== SOURCE MATERIAL
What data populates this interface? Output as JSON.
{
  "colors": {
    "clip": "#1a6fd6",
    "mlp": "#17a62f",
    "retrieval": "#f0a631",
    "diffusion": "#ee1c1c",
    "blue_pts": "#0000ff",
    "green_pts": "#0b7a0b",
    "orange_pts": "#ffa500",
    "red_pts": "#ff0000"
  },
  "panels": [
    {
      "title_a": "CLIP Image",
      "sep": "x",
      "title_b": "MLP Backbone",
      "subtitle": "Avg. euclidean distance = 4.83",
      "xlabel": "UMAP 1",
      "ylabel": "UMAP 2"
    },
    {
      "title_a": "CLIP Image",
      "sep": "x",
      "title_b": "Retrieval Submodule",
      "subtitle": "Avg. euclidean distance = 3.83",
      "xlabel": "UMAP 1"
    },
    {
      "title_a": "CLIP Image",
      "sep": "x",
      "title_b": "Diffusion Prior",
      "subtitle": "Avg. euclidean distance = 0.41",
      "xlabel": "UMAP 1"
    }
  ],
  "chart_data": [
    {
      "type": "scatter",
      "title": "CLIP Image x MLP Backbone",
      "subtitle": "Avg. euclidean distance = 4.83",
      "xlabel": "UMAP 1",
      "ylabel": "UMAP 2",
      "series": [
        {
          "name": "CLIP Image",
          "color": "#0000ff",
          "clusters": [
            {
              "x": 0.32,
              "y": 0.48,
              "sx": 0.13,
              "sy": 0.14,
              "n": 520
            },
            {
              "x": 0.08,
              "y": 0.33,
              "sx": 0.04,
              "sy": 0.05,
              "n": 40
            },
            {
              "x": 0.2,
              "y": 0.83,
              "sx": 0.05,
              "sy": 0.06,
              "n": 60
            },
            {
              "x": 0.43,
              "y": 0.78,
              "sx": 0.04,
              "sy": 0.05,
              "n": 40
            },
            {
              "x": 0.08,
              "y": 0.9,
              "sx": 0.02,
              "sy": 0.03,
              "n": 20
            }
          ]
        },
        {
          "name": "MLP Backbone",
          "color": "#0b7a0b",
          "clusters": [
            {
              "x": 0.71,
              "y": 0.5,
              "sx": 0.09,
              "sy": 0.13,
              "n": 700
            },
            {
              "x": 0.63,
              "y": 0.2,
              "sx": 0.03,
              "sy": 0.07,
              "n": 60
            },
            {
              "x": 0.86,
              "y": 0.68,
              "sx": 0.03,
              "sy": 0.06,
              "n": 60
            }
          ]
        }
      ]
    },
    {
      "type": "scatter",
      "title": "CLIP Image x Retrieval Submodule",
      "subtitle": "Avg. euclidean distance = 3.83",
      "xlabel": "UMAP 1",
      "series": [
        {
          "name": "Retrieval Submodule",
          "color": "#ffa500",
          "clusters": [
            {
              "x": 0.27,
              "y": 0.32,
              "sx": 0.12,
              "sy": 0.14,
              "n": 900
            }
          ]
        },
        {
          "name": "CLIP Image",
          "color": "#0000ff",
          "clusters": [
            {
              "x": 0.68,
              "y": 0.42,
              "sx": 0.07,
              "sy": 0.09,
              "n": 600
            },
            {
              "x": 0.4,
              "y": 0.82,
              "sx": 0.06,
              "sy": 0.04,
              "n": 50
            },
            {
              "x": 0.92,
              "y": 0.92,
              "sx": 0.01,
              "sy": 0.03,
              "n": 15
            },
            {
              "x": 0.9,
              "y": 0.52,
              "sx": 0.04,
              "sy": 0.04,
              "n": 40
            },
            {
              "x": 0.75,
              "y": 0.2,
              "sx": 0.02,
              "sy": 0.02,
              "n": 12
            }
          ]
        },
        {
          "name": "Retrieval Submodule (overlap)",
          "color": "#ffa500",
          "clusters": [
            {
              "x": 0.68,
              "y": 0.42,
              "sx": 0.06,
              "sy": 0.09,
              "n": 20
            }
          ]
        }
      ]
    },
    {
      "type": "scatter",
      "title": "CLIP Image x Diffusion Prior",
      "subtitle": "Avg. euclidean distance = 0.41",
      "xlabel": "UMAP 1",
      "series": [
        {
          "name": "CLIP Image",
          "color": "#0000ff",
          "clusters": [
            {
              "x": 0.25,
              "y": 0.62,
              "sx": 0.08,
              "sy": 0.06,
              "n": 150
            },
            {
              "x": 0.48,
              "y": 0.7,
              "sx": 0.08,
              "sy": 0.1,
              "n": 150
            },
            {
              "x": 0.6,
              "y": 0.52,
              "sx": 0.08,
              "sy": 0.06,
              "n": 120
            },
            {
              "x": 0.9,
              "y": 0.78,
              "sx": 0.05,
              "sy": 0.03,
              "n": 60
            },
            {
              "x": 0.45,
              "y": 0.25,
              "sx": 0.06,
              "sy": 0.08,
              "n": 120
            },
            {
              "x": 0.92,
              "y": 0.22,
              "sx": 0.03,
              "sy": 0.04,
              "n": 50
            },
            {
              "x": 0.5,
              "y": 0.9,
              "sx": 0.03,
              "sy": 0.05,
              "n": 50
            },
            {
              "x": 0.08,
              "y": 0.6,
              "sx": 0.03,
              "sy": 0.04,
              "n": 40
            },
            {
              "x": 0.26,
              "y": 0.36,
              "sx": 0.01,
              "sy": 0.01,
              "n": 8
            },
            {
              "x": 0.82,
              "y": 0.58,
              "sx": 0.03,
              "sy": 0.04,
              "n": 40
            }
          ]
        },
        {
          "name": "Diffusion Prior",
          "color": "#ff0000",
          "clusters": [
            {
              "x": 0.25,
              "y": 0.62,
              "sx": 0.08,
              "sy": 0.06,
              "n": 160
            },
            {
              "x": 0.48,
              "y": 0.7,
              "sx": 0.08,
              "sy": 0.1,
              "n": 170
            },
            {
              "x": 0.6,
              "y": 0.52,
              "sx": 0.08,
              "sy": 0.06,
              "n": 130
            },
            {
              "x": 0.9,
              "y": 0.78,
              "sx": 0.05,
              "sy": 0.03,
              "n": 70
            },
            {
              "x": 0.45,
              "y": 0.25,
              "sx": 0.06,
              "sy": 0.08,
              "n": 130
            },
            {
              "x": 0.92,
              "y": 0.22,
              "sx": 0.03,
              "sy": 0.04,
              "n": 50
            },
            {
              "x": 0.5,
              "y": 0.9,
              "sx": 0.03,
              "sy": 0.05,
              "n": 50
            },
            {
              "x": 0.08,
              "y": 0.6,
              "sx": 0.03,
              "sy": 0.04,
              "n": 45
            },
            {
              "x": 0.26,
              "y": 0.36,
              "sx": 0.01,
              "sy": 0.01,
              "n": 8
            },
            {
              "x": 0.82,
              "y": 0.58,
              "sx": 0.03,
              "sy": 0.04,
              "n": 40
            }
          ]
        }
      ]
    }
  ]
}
====
SHORT EXERCISE:
Locate the string "Prior" in the listing above and copy every line where it occurs.

RESULT OF THE EXERCISE:
      "title_b": "Diffusion Prior",
      "title": "CLIP Image x Diffusion Prior",
          "name": "Diffusion Prior",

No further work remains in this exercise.